**Records from a collection of figures:**
###
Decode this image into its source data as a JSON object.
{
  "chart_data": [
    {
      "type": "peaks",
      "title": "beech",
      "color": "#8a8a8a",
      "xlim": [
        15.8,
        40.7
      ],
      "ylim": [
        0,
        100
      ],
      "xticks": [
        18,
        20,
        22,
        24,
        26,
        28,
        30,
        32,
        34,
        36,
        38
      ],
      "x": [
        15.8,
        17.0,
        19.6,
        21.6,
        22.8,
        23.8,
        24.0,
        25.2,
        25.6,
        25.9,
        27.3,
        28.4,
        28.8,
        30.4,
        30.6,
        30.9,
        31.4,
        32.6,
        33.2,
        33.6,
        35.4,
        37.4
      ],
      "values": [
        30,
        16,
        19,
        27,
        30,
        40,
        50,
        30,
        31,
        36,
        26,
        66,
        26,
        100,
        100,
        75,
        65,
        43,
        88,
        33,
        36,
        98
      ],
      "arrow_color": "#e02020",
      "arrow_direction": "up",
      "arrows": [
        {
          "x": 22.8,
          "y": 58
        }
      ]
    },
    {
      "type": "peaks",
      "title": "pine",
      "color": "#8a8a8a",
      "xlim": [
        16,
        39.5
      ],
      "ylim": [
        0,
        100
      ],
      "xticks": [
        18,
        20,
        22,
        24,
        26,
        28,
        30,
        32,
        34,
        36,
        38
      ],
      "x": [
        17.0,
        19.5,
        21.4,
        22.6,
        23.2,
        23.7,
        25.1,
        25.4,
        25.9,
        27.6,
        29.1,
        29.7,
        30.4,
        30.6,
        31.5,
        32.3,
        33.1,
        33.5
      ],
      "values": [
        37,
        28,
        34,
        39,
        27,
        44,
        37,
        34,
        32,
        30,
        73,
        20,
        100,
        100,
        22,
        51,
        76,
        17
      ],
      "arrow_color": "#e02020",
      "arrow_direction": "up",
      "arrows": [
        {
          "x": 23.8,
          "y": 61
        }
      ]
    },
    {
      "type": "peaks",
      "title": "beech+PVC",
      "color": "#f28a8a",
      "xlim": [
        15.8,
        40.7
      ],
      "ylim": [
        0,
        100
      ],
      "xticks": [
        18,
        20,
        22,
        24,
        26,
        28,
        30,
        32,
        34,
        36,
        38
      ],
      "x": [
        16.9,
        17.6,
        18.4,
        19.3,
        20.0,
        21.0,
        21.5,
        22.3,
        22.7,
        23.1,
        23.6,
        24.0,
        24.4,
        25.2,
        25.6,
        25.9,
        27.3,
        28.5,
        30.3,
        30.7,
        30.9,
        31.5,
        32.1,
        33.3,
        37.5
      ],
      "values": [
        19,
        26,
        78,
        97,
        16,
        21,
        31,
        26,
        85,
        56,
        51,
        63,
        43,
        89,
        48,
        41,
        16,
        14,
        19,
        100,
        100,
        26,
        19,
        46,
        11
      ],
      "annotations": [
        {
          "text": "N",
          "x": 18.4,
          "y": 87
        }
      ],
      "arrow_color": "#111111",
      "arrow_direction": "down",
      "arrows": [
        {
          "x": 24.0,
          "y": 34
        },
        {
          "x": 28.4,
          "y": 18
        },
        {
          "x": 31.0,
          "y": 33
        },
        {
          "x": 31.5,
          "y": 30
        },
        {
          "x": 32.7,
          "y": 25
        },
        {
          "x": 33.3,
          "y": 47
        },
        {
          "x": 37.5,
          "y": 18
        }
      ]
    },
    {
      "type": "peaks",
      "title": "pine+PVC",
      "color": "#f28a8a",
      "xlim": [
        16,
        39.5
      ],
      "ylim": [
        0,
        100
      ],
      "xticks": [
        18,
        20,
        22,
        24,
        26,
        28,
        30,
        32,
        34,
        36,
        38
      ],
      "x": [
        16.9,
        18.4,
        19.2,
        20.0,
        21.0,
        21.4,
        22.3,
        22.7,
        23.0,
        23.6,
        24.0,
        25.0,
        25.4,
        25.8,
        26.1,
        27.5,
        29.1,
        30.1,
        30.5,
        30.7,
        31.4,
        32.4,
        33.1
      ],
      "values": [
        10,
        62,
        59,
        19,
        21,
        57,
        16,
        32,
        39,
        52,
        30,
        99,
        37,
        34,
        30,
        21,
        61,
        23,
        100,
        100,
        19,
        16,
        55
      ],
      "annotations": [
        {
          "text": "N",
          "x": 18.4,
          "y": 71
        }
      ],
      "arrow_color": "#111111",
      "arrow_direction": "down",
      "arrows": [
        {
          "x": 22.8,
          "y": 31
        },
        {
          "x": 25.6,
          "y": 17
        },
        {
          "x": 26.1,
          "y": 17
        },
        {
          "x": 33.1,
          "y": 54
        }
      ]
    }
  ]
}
###
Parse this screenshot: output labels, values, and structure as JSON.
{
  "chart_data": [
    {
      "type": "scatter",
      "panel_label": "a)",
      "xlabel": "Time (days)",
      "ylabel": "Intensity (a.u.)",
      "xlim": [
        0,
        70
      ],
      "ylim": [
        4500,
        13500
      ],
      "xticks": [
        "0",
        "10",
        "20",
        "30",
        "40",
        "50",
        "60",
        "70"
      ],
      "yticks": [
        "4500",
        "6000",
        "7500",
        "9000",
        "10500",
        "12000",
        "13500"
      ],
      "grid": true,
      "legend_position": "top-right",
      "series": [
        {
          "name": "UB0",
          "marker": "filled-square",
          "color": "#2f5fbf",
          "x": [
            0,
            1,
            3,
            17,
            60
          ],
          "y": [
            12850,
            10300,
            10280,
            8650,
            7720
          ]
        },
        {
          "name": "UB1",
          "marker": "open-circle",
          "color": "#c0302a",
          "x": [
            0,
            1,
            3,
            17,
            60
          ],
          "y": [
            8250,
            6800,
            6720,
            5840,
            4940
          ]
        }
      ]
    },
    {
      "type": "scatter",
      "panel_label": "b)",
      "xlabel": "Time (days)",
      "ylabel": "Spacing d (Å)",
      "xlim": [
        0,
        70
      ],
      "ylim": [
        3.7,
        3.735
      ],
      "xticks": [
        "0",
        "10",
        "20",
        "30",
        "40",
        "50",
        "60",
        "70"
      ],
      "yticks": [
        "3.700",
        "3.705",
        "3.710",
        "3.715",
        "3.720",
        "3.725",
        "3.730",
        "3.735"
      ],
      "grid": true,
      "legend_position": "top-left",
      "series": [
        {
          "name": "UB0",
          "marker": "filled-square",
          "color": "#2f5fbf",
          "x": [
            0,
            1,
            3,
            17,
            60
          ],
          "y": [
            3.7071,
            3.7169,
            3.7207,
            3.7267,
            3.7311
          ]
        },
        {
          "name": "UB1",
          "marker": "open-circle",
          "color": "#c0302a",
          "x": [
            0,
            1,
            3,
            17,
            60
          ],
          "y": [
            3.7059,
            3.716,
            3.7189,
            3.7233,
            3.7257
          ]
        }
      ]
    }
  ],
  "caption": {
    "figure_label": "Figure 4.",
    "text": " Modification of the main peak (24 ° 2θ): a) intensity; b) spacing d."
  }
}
###
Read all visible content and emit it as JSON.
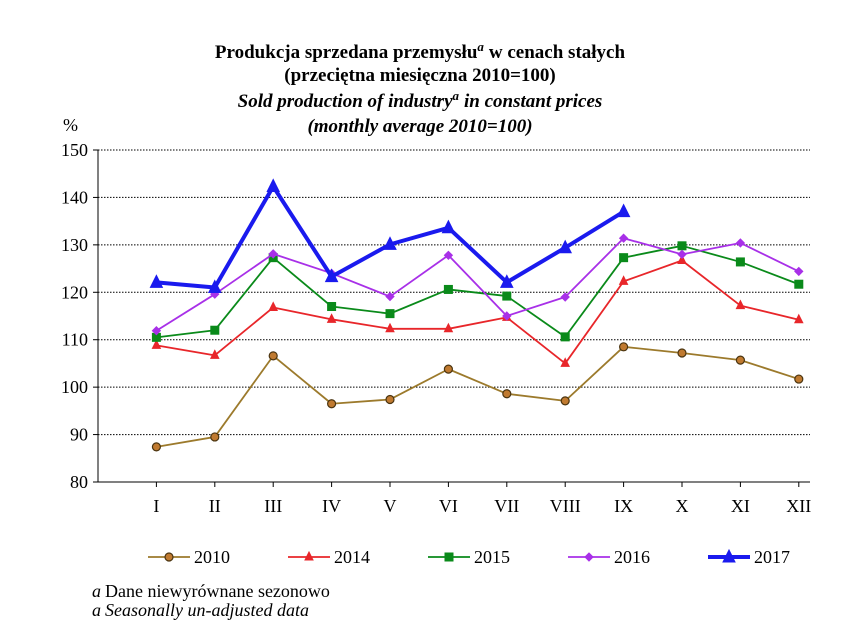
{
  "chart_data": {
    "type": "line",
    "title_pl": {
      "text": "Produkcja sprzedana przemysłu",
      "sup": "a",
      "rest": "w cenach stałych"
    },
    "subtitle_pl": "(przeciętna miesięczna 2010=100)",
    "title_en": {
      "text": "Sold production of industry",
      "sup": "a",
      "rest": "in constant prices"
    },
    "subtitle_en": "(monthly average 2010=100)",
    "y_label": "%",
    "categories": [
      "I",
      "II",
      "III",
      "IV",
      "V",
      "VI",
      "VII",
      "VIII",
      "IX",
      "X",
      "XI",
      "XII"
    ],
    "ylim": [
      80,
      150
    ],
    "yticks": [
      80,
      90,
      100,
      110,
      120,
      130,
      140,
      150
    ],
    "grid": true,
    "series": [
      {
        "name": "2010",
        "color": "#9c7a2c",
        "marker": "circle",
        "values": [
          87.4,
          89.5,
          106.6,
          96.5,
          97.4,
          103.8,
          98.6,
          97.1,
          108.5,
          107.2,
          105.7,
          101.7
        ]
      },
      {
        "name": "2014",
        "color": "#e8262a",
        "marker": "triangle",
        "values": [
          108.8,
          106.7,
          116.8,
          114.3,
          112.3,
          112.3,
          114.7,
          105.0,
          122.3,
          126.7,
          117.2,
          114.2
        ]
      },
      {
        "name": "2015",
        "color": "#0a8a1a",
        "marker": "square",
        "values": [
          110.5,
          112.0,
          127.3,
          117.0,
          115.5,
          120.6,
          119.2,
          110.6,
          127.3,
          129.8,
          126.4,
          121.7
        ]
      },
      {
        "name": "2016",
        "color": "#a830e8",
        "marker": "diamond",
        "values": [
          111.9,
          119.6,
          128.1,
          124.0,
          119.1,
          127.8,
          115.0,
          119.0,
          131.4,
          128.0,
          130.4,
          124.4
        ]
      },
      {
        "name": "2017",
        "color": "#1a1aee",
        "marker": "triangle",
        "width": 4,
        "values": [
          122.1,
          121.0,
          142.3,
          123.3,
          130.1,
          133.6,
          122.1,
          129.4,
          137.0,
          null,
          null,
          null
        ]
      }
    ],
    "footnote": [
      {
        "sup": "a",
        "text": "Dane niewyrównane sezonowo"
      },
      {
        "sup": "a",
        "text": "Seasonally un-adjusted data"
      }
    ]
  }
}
###
**TASK TO COMPLETE:**
Select every line where the word "JSON" occurs.

**FULL OUTPUT:**
Decode this image into its source data as a JSON object.
Parse this screenshot: output labels, values, and structure as JSON.
Read all visible content and emit it as JSON.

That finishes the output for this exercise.